** begin Stored rows **

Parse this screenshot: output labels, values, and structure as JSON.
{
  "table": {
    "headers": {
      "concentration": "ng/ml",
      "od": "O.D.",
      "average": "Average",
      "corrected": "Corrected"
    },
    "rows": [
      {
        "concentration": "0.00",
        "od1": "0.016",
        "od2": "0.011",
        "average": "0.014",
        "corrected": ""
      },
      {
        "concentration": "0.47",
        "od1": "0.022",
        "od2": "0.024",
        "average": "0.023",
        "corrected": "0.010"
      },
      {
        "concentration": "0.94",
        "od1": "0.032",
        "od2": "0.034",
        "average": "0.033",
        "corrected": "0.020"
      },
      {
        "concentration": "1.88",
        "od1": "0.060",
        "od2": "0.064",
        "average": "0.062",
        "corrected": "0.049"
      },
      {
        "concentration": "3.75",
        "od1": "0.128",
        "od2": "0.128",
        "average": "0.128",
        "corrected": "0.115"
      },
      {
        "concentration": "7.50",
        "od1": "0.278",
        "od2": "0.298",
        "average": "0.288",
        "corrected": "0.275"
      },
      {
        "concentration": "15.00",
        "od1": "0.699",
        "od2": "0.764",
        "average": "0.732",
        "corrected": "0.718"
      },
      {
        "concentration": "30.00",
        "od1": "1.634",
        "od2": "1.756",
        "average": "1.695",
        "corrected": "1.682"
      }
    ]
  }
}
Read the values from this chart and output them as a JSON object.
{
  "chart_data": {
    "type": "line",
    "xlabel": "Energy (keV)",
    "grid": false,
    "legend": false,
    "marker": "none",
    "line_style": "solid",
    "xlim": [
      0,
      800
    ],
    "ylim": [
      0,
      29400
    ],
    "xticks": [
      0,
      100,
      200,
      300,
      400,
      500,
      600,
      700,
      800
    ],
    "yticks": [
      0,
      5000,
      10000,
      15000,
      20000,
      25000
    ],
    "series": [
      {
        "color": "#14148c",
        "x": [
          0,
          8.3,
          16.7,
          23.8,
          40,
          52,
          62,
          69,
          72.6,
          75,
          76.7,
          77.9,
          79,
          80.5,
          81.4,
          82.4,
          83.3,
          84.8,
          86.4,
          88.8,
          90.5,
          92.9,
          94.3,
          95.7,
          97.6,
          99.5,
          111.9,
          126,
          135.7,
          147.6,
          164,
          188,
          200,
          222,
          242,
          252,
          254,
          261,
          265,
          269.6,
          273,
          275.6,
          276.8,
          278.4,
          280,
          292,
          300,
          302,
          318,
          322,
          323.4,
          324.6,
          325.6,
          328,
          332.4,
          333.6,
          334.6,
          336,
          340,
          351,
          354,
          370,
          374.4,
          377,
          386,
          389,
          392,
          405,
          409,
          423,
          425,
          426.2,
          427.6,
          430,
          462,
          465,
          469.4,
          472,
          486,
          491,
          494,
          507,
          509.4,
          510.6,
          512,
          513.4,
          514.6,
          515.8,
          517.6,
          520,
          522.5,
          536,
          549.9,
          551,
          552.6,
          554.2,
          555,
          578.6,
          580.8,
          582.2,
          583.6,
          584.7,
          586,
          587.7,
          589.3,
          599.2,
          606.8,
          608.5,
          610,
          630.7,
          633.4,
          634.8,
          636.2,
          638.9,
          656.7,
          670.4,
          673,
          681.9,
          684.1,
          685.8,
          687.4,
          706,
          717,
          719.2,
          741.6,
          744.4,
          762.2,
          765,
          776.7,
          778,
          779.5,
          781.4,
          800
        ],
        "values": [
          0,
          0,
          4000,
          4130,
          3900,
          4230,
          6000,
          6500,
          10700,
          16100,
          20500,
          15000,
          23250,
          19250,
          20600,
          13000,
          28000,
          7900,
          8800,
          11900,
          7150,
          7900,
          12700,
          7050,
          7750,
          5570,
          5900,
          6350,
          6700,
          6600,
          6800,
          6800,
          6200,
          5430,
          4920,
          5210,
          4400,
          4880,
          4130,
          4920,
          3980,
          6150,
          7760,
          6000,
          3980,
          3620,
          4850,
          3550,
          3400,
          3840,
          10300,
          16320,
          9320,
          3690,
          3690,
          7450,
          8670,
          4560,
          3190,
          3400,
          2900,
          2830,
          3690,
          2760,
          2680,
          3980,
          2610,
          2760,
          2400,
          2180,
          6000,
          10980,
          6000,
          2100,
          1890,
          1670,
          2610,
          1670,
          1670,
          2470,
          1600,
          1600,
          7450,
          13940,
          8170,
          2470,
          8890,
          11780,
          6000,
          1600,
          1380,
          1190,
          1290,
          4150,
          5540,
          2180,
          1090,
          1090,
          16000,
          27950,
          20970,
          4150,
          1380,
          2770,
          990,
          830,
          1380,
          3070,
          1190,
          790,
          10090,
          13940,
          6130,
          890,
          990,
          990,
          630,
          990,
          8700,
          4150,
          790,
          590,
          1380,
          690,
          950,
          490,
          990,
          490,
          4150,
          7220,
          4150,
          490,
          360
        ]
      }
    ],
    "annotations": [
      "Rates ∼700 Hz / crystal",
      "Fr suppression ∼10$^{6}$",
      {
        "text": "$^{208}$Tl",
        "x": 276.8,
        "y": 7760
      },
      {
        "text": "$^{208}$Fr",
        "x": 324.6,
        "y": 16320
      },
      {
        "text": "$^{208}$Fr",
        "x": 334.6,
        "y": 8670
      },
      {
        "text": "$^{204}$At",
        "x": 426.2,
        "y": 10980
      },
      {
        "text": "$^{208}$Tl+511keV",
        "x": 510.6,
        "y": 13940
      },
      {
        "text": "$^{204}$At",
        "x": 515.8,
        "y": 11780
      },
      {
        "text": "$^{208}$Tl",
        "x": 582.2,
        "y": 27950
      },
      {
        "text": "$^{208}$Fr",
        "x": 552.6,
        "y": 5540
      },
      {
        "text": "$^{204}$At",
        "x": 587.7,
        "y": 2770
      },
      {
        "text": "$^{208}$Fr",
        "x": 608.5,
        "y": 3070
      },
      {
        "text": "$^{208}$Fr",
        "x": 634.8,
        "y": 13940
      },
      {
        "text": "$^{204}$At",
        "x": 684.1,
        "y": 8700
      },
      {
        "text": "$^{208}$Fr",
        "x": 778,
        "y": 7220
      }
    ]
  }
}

** end Stored rows **

Task requirements
Identify each line holding the string "values", and copy it out.

Result below
Parse this screenshot: output labels, values, and structure as JSON.
Read the values from this chart and output them as a JSON object.
        "values": [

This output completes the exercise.